** Start of SUPPLIED RECORDS **
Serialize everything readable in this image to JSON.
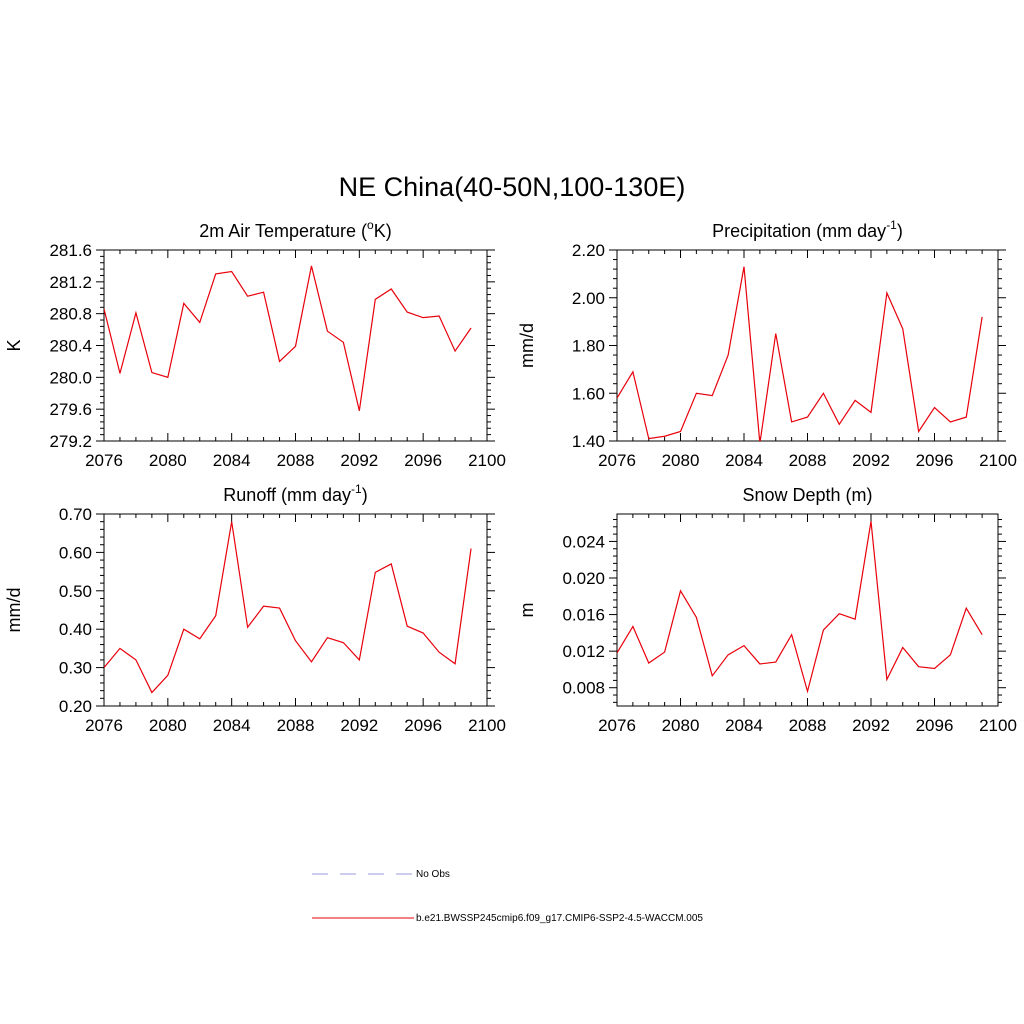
{
  "title": "NE China(40-50N,100-130E)",
  "colors": {
    "series_line": "#e8000b",
    "obs_line": "#9999dd",
    "axis": "#000000"
  },
  "legend": {
    "obs_label": "No Obs",
    "series_label": "b.e21.BWSSP245cmip6.f09_g17.CMIP6-SSP2-4.5-WACCM.005"
  },
  "chart_data": [
    {
      "type": "line",
      "title": "2m Air Temperature (",
      "title_sup": "o",
      "title_end": "K)",
      "ylabel": "K",
      "xlim": [
        2076,
        2100
      ],
      "ylim": [
        279.2,
        281.6
      ],
      "xticks": [
        2076,
        2080,
        2084,
        2088,
        2092,
        2096,
        2100
      ],
      "yticks": [
        "279.2",
        "279.6",
        "280.0",
        "280.4",
        "280.8",
        "281.2",
        "281.6"
      ],
      "x": [
        2076,
        2077,
        2078,
        2079,
        2080,
        2081,
        2082,
        2083,
        2084,
        2085,
        2086,
        2087,
        2088,
        2089,
        2090,
        2091,
        2092,
        2093,
        2094,
        2095,
        2096,
        2097,
        2098,
        2099
      ],
      "values": [
        280.86,
        280.05,
        280.81,
        280.06,
        280.0,
        280.93,
        280.69,
        281.3,
        281.33,
        281.02,
        281.07,
        280.2,
        280.39,
        281.4,
        280.58,
        280.44,
        279.58,
        280.98,
        281.11,
        280.82,
        280.75,
        280.77,
        280.33,
        280.62
      ],
      "grid": false,
      "legend": "none"
    },
    {
      "type": "line",
      "title": "Precipitation (mm day",
      "title_sup": "-1",
      "title_end": ")",
      "ylabel": "mm/d",
      "xlim": [
        2076,
        2100
      ],
      "ylim": [
        1.4,
        2.2
      ],
      "xticks": [
        2076,
        2080,
        2084,
        2088,
        2092,
        2096,
        2100
      ],
      "yticks": [
        "1.40",
        "1.60",
        "1.80",
        "2.00",
        "2.20"
      ],
      "x": [
        2076,
        2077,
        2078,
        2079,
        2080,
        2081,
        2082,
        2083,
        2084,
        2085,
        2086,
        2087,
        2088,
        2089,
        2090,
        2091,
        2092,
        2093,
        2094,
        2095,
        2096,
        2097,
        2098,
        2099
      ],
      "values": [
        1.58,
        1.69,
        1.41,
        1.42,
        1.44,
        1.6,
        1.59,
        1.76,
        2.13,
        1.39,
        1.85,
        1.48,
        1.5,
        1.6,
        1.47,
        1.57,
        1.52,
        2.02,
        1.87,
        1.44,
        1.54,
        1.48,
        1.5,
        1.92
      ],
      "grid": false,
      "legend": "none"
    },
    {
      "type": "line",
      "title": "Runoff (mm day",
      "title_sup": "-1",
      "title_end": ")",
      "ylabel": "mm/d",
      "xlim": [
        2076,
        2100
      ],
      "ylim": [
        0.2,
        0.7
      ],
      "xticks": [
        2076,
        2080,
        2084,
        2088,
        2092,
        2096,
        2100
      ],
      "yticks": [
        "0.20",
        "0.30",
        "0.40",
        "0.50",
        "0.60",
        "0.70"
      ],
      "x": [
        2076,
        2077,
        2078,
        2079,
        2080,
        2081,
        2082,
        2083,
        2084,
        2085,
        2086,
        2087,
        2088,
        2089,
        2090,
        2091,
        2092,
        2093,
        2094,
        2095,
        2096,
        2097,
        2098,
        2099
      ],
      "values": [
        0.3,
        0.35,
        0.32,
        0.235,
        0.28,
        0.4,
        0.375,
        0.435,
        0.68,
        0.405,
        0.46,
        0.455,
        0.37,
        0.315,
        0.378,
        0.365,
        0.32,
        0.548,
        0.57,
        0.408,
        0.39,
        0.34,
        0.31,
        0.61
      ],
      "grid": false,
      "legend": "none"
    },
    {
      "type": "line",
      "title": "Snow Depth (m)",
      "title_sup": "",
      "title_end": "",
      "ylabel": "m",
      "xlim": [
        2076,
        2100
      ],
      "ylim": [
        0.006,
        0.027
      ],
      "xticks": [
        2076,
        2080,
        2084,
        2088,
        2092,
        2096,
        2100
      ],
      "yticks": [
        "0.008",
        "0.012",
        "0.016",
        "0.020",
        "0.024"
      ],
      "x": [
        2076,
        2077,
        2078,
        2079,
        2080,
        2081,
        2082,
        2083,
        2084,
        2085,
        2086,
        2087,
        2088,
        2089,
        2090,
        2091,
        2092,
        2093,
        2094,
        2095,
        2096,
        2097,
        2098,
        2099
      ],
      "values": [
        0.0118,
        0.0147,
        0.0107,
        0.0119,
        0.0186,
        0.0157,
        0.0093,
        0.0116,
        0.0126,
        0.0106,
        0.0108,
        0.0138,
        0.0076,
        0.0143,
        0.0161,
        0.0155,
        0.0262,
        0.0089,
        0.0124,
        0.0103,
        0.0101,
        0.0116,
        0.0167,
        0.0138
      ],
      "grid": false,
      "legend": "none"
    }
  ]
}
** End of SUPPLIED RECORDS **
● **TASK INSTRUCTIONS**: Give back every line exactly as it stands, pictures excluded.

● **FINISHED ANSWER**:
Serialize everything readable in this image to JSON.
{
  "title": "NE China(40-50N,100-130E)",
  "colors": {
    "series_line": "#e8000b",
    "obs_line": "#9999dd",
    "axis": "#000000"
  },
  "legend": {
    "obs_label": "No Obs",
    "series_label": "b.e21.BWSSP245cmip6.f09_g17.CMIP6-SSP2-4.5-WACCM.005"
  },
  "chart_data": [
    {
      "type": "line",
      "title": "2m Air Temperature (",
      "title_sup": "o",
      "title_end": "K)",
      "ylabel": "K",
      "xlim": [
        2076,
        2100
      ],
      "ylim": [
        279.2,
        281.6
      ],
      "xticks": [
        2076,
        2080,
        2084,
        2088,
        2092,
        2096,
        2100
      ],
      "yticks": [
        "279.2",
        "279.6",
        "280.0",
        "280.4",
        "280.8",
        "281.2",
        "281.6"
      ],
      "x": [
        2076,
        2077,
        2078,
        2079,
        2080,
        2081,
        2082,
        2083,
        2084,
        2085,
        2086,
        2087,
        2088,
        2089,
        2090,
        2091,
        2092,
        2093,
        2094,
        2095,
        2096,
        2097,
        2098,
        2099
      ],
      "values": [
        280.86,
        280.05,
        280.81,
        280.06,
        280.0,
        280.93,
        280.69,
        281.3,
        281.33,
        281.02,
        281.07,
        280.2,
        280.39,
        281.4,
        280.58,
        280.44,
        279.58,
        280.98,
        281.11,
        280.82,
        280.75,
        280.77,
        280.33,
        280.62
      ],
      "grid": false,
      "legend": "none"
    },
    {
      "type": "line",
      "title": "Precipitation (mm day",
      "title_sup": "-1",
      "title_end": ")",
      "ylabel": "mm/d",
      "xlim": [
        2076,
        2100
      ],
      "ylim": [
        1.4,
        2.2
      ],
      "xticks": [
        2076,
        2080,
        2084,
        2088,
        2092,
        2096,
        2100
      ],
      "yticks": [
        "1.40",
        "1.60",
        "1.80",
        "2.00",
        "2.20"
      ],
      "x": [
        2076,
        2077,
        2078,
        2079,
        2080,
        2081,
        2082,
        2083,
        2084,
        2085,
        2086,
        2087,
        2088,
        2089,
        2090,
        2091,
        2092,
        2093,
        2094,
        2095,
        2096,
        2097,
        2098,
        2099
      ],
      "values": [
        1.58,
        1.69,
        1.41,
        1.42,
        1.44,
        1.6,
        1.59,
        1.76,
        2.13,
        1.39,
        1.85,
        1.48,
        1.5,
        1.6,
        1.47,
        1.57,
        1.52,
        2.02,
        1.87,
        1.44,
        1.54,
        1.48,
        1.5,
        1.92
      ],
      "grid": false,
      "legend": "none"
    },
    {
      "type": "line",
      "title": "Runoff (mm day",
      "title_sup": "-1",
      "title_end": ")",
      "ylabel": "mm/d",
      "xlim": [
        2076,
        2100
      ],
      "ylim": [
        0.2,
        0.7
      ],
      "xticks": [
        2076,
        2080,
        2084,
        2088,
        2092,
        2096,
        2100
      ],
      "yticks": [
        "0.20",
        "0.30",
        "0.40",
        "0.50",
        "0.60",
        "0.70"
      ],
      "x": [
        2076,
        2077,
        2078,
        2079,
        2080,
        2081,
        2082,
        2083,
        2084,
        2085,
        2086,
        2087,
        2088,
        2089,
        2090,
        2091,
        2092,
        2093,
        2094,
        2095,
        2096,
        2097,
        2098,
        2099
      ],
      "values": [
        0.3,
        0.35,
        0.32,
        0.235,
        0.28,
        0.4,
        0.375,
        0.435,
        0.68,
        0.405,
        0.46,
        0.455,
        0.37,
        0.315,
        0.378,
        0.365,
        0.32,
        0.548,
        0.57,
        0.408,
        0.39,
        0.34,
        0.31,
        0.61
      ],
      "grid": false,
      "legend": "none"
    },
    {
      "type": "line",
      "title": "Snow Depth (m)",
      "title_sup": "",
      "title_end": "",
      "ylabel": "m",
      "xlim": [
        2076,
        2100
      ],
      "ylim": [
        0.006,
        0.027
      ],
      "xticks": [
        2076,
        2080,
        2084,
        2088,
        2092,
        2096,
        2100
      ],
      "yticks": [
        "0.008",
        "0.012",
        "0.016",
        "0.020",
        "0.024"
      ],
      "x": [
        2076,
        2077,
        2078,
        2079,
        2080,
        2081,
        2082,
        2083,
        2084,
        2085,
        2086,
        2087,
        2088,
        2089,
        2090,
        2091,
        2092,
        2093,
        2094,
        2095,
        2096,
        2097,
        2098,
        2099
      ],
      "values": [
        0.0118,
        0.0147,
        0.0107,
        0.0119,
        0.0186,
        0.0157,
        0.0093,
        0.0116,
        0.0126,
        0.0106,
        0.0108,
        0.0138,
        0.0076,
        0.0143,
        0.0161,
        0.0155,
        0.0262,
        0.0089,
        0.0124,
        0.0103,
        0.0101,
        0.0116,
        0.0167,
        0.0138
      ],
      "grid": false,
      "legend": "none"
    }
  ]
}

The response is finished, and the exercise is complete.